## [WHAT YOU SHOULD DO]
Reproduce the listing below verbatim, line by line, without altering any character.

## [EXCERPTED RECORDS]

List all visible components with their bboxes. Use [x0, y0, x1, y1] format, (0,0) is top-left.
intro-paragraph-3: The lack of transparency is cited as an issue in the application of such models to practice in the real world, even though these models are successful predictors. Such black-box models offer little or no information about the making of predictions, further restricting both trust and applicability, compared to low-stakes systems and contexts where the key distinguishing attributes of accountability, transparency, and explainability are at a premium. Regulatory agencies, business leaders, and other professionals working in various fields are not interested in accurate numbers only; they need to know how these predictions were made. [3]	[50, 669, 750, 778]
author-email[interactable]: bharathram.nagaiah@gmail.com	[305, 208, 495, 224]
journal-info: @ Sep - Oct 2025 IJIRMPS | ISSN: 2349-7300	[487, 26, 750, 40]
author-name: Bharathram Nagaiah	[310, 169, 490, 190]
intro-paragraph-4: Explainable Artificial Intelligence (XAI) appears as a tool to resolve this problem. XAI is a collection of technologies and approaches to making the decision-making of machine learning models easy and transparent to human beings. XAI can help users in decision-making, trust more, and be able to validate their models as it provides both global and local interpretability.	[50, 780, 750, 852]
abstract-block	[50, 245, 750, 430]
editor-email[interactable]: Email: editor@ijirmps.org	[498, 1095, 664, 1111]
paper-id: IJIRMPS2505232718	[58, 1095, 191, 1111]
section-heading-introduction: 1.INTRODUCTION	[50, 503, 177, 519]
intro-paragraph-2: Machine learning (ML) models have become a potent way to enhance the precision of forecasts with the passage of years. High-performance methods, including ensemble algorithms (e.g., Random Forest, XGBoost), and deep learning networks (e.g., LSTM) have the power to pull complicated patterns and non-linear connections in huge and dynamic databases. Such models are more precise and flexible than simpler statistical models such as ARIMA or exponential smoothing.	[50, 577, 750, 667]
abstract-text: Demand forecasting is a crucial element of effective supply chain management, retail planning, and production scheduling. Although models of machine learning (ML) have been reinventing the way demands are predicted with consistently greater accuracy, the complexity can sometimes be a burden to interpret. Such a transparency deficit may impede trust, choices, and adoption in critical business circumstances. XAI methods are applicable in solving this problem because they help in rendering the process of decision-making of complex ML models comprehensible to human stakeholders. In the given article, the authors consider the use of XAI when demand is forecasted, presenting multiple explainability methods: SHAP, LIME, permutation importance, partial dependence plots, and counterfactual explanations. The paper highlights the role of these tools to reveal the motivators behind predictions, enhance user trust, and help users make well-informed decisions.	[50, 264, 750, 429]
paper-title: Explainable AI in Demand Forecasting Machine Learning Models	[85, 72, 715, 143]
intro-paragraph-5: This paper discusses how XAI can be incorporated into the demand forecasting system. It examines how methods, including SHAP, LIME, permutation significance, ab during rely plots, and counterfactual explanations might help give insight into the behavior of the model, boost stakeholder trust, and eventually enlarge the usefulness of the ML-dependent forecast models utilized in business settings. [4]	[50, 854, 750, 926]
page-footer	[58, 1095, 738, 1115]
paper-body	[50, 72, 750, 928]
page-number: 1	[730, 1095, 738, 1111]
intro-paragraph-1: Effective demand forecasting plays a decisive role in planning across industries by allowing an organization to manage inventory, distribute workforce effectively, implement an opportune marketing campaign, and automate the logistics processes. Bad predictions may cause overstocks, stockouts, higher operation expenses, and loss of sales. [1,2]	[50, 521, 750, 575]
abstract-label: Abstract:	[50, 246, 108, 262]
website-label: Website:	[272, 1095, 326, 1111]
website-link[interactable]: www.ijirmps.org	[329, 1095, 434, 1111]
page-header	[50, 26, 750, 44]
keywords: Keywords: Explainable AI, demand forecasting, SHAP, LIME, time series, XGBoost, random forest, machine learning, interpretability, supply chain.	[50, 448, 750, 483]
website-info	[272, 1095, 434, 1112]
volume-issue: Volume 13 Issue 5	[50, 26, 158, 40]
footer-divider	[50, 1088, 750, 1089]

## [EXPECTED ANSWER]
List all visible components with their bboxes. Use [x0, y0, x1, y1] format, (0,0) is top-left.
intro-paragraph-3: The lack of transparency is cited as an issue in the application of such models to practice in the real world, even though these models are successful predictors. Such black-box models offer little or no information about the making of predictions, further restricting both trust and applicability, compared to low-stakes systems and contexts where the key distinguishing attributes of accountability, transparency, and explainability are at a premium. Regulatory agencies, business leaders, and other professionals working in various fields are not interested in accurate numbers only; they need to know how these predictions were made. [3]	[50, 669, 750, 778]
author-email[interactable]: bharathram.nagaiah@gmail.com	[305, 208, 495, 224]
journal-info: @ Sep - Oct 2025 IJIRMPS | ISSN: 2349-7300	[487, 26, 750, 40]
author-name: Bharathram Nagaiah	[310, 169, 490, 190]
intro-paragraph-4: Explainable Artificial Intelligence (XAI) appears as a tool to resolve this problem. XAI is a collection of technologies and approaches to making the decision-making of machine learning models easy and transparent to human beings. XAI can help users in decision-making, trust more, and be able to validate their models as it provides both global and local interpretability.	[50, 780, 750, 852]
abstract-block	[50, 245, 750, 430]
editor-email[interactable]: Email: editor@ijirmps.org	[498, 1095, 664, 1111]
paper-id: IJIRMPS2505232718	[58, 1095, 191, 1111]
section-heading-introduction: 1.INTRODUCTION	[50, 503, 177, 519]
intro-paragraph-2: Machine learning (ML) models have become a potent way to enhance the precision of forecasts with the passage of years. High-performance methods, including ensemble algorithms (e.g., Random Forest, XGBoost), and deep learning networks (e.g., LSTM) have the power to pull complicated patterns and non-linear connections in huge and dynamic databases. Such models are more precise and flexible than simpler statistical models such as ARIMA or exponential smoothing.	[50, 577, 750, 667]
abstract-text: Demand forecasting is a crucial element of effective supply chain management, retail planning, and production scheduling. Although models of machine learning (ML) have been reinventing the way demands are predicted with consistently greater accuracy, the complexity can sometimes be a burden to interpret. Such a transparency deficit may impede trust, choices, and adoption in critical business circumstances. XAI methods are applicable in solving this problem because they help in rendering the process of decision-making of complex ML models comprehensible to human stakeholders. In the given article, the authors consider the use of XAI when demand is forecasted, presenting multiple explainability methods: SHAP, LIME, permutation importance, partial dependence plots, and counterfactual explanations. The paper highlights the role of these tools to reveal the motivators behind predictions, enhance user trust, and help users make well-informed decisions.	[50, 264, 750, 429]
paper-title: Explainable AI in Demand Forecasting Machine Learning Models	[85, 72, 715, 143]
intro-paragraph-5: This paper discusses how XAI can be incorporated into the demand forecasting system. It examines how methods, including SHAP, LIME, permutation significance, ab during rely plots, and counterfactual explanations might help give insight into the behavior of the model, boost stakeholder trust, and eventually enlarge the usefulness of the ML-dependent forecast models utilized in business settings. [4]	[50, 854, 750, 926]
page-footer	[58, 1095, 738, 1115]
paper-body	[50, 72, 750, 928]
page-number: 1	[730, 1095, 738, 1111]
intro-paragraph-1: Effective demand forecasting plays a decisive role in planning across industries by allowing an organization to manage inventory, distribute workforce effectively, implement an opportune marketing campaign, and automate the logistics processes. Bad predictions may cause overstocks, stockouts, higher operation expenses, and loss of sales. [1,2]	[50, 521, 750, 575]
abstract-label: Abstract:	[50, 246, 108, 262]
website-label: Website:	[272, 1095, 326, 1111]
website-link[interactable]: www.ijirmps.org	[329, 1095, 434, 1111]
page-header	[50, 26, 750, 44]
keywords: Keywords: Explainable AI, demand forecasting, SHAP, LIME, time series, XGBoost, random forest, machine learning, interpretability, supply chain.	[50, 448, 750, 483]
website-info	[272, 1095, 434, 1112]
volume-issue: Volume 13 Issue 5	[50, 26, 158, 40]
footer-divider	[50, 1088, 750, 1089]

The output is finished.